** START OF Data for this task **
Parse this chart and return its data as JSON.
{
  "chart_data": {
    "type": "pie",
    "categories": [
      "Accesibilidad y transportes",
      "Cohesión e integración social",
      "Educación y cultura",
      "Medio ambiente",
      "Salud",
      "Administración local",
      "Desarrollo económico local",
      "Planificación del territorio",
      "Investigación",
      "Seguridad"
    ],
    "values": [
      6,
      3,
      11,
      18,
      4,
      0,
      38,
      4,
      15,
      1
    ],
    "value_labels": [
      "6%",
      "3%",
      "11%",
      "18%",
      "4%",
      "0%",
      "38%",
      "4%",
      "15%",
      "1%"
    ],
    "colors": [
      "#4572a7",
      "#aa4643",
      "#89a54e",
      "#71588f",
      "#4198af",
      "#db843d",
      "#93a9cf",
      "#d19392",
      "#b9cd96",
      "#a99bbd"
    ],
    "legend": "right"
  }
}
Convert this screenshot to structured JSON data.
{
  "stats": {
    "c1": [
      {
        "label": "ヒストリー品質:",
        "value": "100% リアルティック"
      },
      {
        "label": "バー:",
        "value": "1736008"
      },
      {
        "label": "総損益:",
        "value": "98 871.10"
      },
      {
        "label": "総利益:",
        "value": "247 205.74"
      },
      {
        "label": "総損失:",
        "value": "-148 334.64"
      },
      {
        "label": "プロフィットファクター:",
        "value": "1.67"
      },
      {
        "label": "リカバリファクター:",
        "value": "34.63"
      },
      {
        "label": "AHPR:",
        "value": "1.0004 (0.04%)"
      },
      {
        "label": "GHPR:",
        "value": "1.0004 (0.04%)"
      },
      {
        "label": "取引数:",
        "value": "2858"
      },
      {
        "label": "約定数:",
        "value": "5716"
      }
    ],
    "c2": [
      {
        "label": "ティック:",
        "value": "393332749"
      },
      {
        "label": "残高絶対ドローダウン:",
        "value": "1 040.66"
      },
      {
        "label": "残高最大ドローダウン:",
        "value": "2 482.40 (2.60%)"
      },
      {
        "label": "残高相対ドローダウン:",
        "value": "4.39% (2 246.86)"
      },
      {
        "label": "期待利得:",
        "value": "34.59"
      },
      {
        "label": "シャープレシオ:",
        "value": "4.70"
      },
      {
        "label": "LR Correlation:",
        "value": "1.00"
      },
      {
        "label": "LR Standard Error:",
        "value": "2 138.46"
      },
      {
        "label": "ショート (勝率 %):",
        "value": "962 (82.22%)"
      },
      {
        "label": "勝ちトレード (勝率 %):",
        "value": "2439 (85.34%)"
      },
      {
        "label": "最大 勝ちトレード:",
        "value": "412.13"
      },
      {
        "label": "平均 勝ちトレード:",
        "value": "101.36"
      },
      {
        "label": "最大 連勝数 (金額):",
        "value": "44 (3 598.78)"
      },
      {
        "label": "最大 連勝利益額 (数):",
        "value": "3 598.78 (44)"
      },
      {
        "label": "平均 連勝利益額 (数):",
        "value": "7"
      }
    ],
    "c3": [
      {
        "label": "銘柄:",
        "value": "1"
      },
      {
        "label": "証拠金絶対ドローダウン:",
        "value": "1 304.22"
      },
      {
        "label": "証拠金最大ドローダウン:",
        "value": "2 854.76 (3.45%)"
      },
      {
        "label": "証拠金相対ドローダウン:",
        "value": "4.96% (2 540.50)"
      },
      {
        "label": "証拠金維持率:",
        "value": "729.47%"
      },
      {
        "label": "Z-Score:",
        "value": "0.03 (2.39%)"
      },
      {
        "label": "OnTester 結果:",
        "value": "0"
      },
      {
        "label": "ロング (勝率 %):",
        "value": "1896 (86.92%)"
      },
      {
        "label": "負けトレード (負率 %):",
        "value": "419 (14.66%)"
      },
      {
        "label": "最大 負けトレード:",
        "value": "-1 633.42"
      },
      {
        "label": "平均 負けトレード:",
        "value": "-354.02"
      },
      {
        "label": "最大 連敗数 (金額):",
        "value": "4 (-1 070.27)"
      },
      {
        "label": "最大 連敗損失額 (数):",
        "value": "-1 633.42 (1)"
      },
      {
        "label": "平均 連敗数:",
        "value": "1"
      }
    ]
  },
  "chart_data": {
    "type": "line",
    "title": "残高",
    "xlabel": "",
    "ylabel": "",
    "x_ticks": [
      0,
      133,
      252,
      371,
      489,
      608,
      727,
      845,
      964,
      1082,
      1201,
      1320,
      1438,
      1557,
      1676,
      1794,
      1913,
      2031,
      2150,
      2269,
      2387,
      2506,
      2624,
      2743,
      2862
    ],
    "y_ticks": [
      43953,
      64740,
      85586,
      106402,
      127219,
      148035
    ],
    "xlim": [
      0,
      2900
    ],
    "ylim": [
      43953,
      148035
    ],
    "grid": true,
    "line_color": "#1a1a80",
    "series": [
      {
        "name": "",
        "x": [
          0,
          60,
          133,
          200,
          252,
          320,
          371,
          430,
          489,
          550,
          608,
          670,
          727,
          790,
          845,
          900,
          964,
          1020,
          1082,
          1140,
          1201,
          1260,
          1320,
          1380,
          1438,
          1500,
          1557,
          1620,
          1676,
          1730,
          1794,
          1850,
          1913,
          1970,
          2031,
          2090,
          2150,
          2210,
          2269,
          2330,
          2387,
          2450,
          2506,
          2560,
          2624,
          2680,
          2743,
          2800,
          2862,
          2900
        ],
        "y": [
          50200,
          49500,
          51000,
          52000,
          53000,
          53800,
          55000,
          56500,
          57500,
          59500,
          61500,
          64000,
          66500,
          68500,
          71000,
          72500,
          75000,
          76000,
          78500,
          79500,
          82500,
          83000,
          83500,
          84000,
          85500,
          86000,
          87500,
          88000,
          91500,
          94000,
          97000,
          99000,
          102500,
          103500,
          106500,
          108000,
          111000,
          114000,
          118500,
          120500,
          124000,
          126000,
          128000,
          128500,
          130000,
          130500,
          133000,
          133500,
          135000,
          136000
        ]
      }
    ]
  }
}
** END OF Data for this task **
**Given instruction:**
Write every line of the material above again, exactly.

**Correct answer:**
Parse this chart and return its data as JSON.
{
  "chart_data": {
    "type": "pie",
    "categories": [
      "Accesibilidad y transportes",
      "Cohesión e integración social",
      "Educación y cultura",
      "Medio ambiente",
      "Salud",
      "Administración local",
      "Desarrollo económico local",
      "Planificación del territorio",
      "Investigación",
      "Seguridad"
    ],
    "values": [
      6,
      3,
      11,
      18,
      4,
      0,
      38,
      4,
      15,
      1
    ],
    "value_labels": [
      "6%",
      "3%",
      "11%",
      "18%",
      "4%",
      "0%",
      "38%",
      "4%",
      "15%",
      "1%"
    ],
    "colors": [
      "#4572a7",
      "#aa4643",
      "#89a54e",
      "#71588f",
      "#4198af",
      "#db843d",
      "#93a9cf",
      "#d19392",
      "#b9cd96",
      "#a99bbd"
    ],
    "legend": "right"
  }
}
Convert this screenshot to structured JSON data.
{
  "stats": {
    "c1": [
      {
        "label": "ヒストリー品質:",
        "value": "100% リアルティック"
      },
      {
        "label": "バー:",
        "value": "1736008"
      },
      {
        "label": "総損益:",
        "value": "98 871.10"
      },
      {
        "label": "総利益:",
        "value": "247 205.74"
      },
      {
        "label": "総損失:",
        "value": "-148 334.64"
      },
      {
        "label": "プロフィットファクター:",
        "value": "1.67"
      },
      {
        "label": "リカバリファクター:",
        "value": "34.63"
      },
      {
        "label": "AHPR:",
        "value": "1.0004 (0.04%)"
      },
      {
        "label": "GHPR:",
        "value": "1.0004 (0.04%)"
      },
      {
        "label": "取引数:",
        "value": "2858"
      },
      {
        "label": "約定数:",
        "value": "5716"
      }
    ],
    "c2": [
      {
        "label": "ティック:",
        "value": "393332749"
      },
      {
        "label": "残高絶対ドローダウン:",
        "value": "1 040.66"
      },
      {
        "label": "残高最大ドローダウン:",
        "value": "2 482.40 (2.60%)"
      },
      {
        "label": "残高相対ドローダウン:",
        "value": "4.39% (2 246.86)"
      },
      {
        "label": "期待利得:",
        "value": "34.59"
      },
      {
        "label": "シャープレシオ:",
        "value": "4.70"
      },
      {
        "label": "LR Correlation:",
        "value": "1.00"
      },
      {
        "label": "LR Standard Error:",
        "value": "2 138.46"
      },
      {
        "label": "ショート (勝率 %):",
        "value": "962 (82.22%)"
      },
      {
        "label": "勝ちトレード (勝率 %):",
        "value": "2439 (85.34%)"
      },
      {
        "label": "最大 勝ちトレード:",
        "value": "412.13"
      },
      {
        "label": "平均 勝ちトレード:",
        "value": "101.36"
      },
      {
        "label": "最大 連勝数 (金額):",
        "value": "44 (3 598.78)"
      },
      {
        "label": "最大 連勝利益額 (数):",
        "value": "3 598.78 (44)"
      },
      {
        "label": "平均 連勝利益額 (数):",
        "value": "7"
      }
    ],
    "c3": [
      {
        "label": "銘柄:",
        "value": "1"
      },
      {
        "label": "証拠金絶対ドローダウン:",
        "value": "1 304.22"
      },
      {
        "label": "証拠金最大ドローダウン:",
        "value": "2 854.76 (3.45%)"
      },
      {
        "label": "証拠金相対ドローダウン:",
        "value": "4.96% (2 540.50)"
      },
      {
        "label": "証拠金維持率:",
        "value": "729.47%"
      },
      {
        "label": "Z-Score:",
        "value": "0.03 (2.39%)"
      },
      {
        "label": "OnTester 結果:",
        "value": "0"
      },
      {
        "label": "ロング (勝率 %):",
        "value": "1896 (86.92%)"
      },
      {
        "label": "負けトレード (負率 %):",
        "value": "419 (14.66%)"
      },
      {
        "label": "最大 負けトレード:",
        "value": "-1 633.42"
      },
      {
        "label": "平均 負けトレード:",
        "value": "-354.02"
      },
      {
        "label": "最大 連敗数 (金額):",
        "value": "4 (-1 070.27)"
      },
      {
        "label": "最大 連敗損失額 (数):",
        "value": "-1 633.42 (1)"
      },
      {
        "label": "平均 連敗数:",
        "value": "1"
      }
    ]
  },
  "chart_data": {
    "type": "line",
    "title": "残高",
    "xlabel": "",
    "ylabel": "",
    "x_ticks": [
      0,
      133,
      252,
      371,
      489,
      608,
      727,
      845,
      964,
      1082,
      1201,
      1320,
      1438,
      1557,
      1676,
      1794,
      1913,
      2031,
      2150,
      2269,
      2387,
      2506,
      2624,
      2743,
      2862
    ],
    "y_ticks": [
      43953,
      64740,
      85586,
      106402,
      127219,
      148035
    ],
    "xlim": [
      0,
      2900
    ],
    "ylim": [
      43953,
      148035
    ],
    "grid": true,
    "line_color": "#1a1a80",
    "series": [
      {
        "name": "",
        "x": [
          0,
          60,
          133,
          200,
          252,
          320,
          371,
          430,
          489,
          550,
          608,
          670,
          727,
          790,
          845,
          900,
          964,
          1020,
          1082,
          1140,
          1201,
          1260,
          1320,
          1380,
          1438,
          1500,
          1557,
          1620,
          1676,
          1730,
          1794,
          1850,
          1913,
          1970,
          2031,
          2090,
          2150,
          2210,
          2269,
          2330,
          2387,
          2450,
          2506,
          2560,
          2624,
          2680,
          2743,
          2800,
          2862,
          2900
        ],
        "y": [
          50200,
          49500,
          51000,
          52000,
          53000,
          53800,
          55000,
          56500,
          57500,
          59500,
          61500,
          64000,
          66500,
          68500,
          71000,
          72500,
          75000,
          76000,
          78500,
          79500,
          82500,
          83000,
          83500,
          84000,
          85500,
          86000,
          87500,
          88000,
          91500,
          94000,
          97000,
          99000,
          102500,
          103500,
          106500,
          108000,
          111000,
          114000,
          118500,
          120500,
          124000,
          126000,
          128000,
          128500,
          130000,
          130500,
          133000,
          133500,
          135000,
          136000
        ]
      }
    ]
  }
}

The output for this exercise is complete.